Provided information |
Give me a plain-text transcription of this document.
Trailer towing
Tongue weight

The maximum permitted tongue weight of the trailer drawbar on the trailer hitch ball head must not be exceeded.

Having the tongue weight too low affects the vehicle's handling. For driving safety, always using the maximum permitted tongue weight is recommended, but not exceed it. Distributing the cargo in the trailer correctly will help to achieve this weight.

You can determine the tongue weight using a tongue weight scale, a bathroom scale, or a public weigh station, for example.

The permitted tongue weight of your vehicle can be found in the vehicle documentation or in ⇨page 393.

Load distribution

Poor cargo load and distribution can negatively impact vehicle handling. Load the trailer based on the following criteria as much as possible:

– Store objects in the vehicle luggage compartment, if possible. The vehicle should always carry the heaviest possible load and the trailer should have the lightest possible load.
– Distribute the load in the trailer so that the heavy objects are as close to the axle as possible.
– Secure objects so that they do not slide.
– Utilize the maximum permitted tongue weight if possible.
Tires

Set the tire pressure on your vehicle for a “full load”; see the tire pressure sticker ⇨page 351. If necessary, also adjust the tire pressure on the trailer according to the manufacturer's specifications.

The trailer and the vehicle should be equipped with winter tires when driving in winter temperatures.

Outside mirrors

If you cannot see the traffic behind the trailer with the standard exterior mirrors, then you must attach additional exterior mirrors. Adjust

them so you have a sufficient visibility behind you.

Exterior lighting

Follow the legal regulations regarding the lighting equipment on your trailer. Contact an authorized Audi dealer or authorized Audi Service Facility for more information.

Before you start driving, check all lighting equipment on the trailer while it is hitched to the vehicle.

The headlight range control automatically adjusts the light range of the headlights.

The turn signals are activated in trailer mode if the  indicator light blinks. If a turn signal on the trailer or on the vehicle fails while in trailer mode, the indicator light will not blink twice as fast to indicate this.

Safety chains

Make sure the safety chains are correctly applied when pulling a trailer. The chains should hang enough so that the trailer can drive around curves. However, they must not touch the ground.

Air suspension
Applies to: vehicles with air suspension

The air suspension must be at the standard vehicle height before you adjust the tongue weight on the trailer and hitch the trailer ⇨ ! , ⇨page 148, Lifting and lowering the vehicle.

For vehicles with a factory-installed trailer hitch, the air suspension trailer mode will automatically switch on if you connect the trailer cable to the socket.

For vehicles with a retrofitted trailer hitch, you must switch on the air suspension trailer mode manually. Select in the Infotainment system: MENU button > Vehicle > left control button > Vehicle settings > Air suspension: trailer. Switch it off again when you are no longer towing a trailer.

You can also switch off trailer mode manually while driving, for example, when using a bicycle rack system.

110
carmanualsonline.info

Task | Return every record above exactly as it appears.

The reply |
Give me a plain-text transcription of this document.
Trailer towing
Tongue weight

The maximum permitted tongue weight of the trailer drawbar on the trailer hitch ball head must not be exceeded.

Having the tongue weight too low affects the vehicle's handling. For driving safety, always using the maximum permitted tongue weight is recommended, but not exceed it. Distributing the cargo in the trailer correctly will help to achieve this weight.

You can determine the tongue weight using a tongue weight scale, a bathroom scale, or a public weigh station, for example.

The permitted tongue weight of your vehicle can be found in the vehicle documentation or in ⇨page 393.

Load distribution

Poor cargo load and distribution can negatively impact vehicle handling. Load the trailer based on the following criteria as much as possible:

– Store objects in the vehicle luggage compartment, if possible. The vehicle should always carry the heaviest possible load and the trailer should have the lightest possible load.
– Distribute the load in the trailer so that the heavy objects are as close to the axle as possible.
– Secure objects so that they do not slide.
– Utilize the maximum permitted tongue weight if possible.
Tires

Set the tire pressure on your vehicle for a “full load”; see the tire pressure sticker ⇨page 351. If necessary, also adjust the tire pressure on the trailer according to the manufacturer's specifications.

The trailer and the vehicle should be equipped with winter tires when driving in winter temperatures.

Outside mirrors

If you cannot see the traffic behind the trailer with the standard exterior mirrors, then you must attach additional exterior mirrors. Adjust

them so you have a sufficient visibility behind you.

Exterior lighting

Follow the legal regulations regarding the lighting equipment on your trailer. Contact an authorized Audi dealer or authorized Audi Service Facility for more information.

Before you start driving, check all lighting equipment on the trailer while it is hitched to the vehicle.

The headlight range control automatically adjusts the light range of the headlights.

The turn signals are activated in trailer mode if the  indicator light blinks. If a turn signal on the trailer or on the vehicle fails while in trailer mode, the indicator light will not blink twice as fast to indicate this.

Safety chains

Make sure the safety chains are correctly applied when pulling a trailer. The chains should hang enough so that the trailer can drive around curves. However, they must not touch the ground.

Air suspension
Applies to: vehicles with air suspension

The air suspension must be at the standard vehicle height before you adjust the tongue weight on the trailer and hitch the trailer ⇨ ! , ⇨page 148, Lifting and lowering the vehicle.

For vehicles with a factory-installed trailer hitch, the air suspension trailer mode will automatically switch on if you connect the trailer cable to the socket.

For vehicles with a retrofitted trailer hitch, you must switch on the air suspension trailer mode manually. Select in the Infotainment system: MENU button > Vehicle > left control button > Vehicle settings > Air suspension: trailer. Switch it off again when you are no longer towing a trailer.

You can also switch off trailer mode manually while driving, for example, when using a bicycle rack system.

110
carmanualsonline.info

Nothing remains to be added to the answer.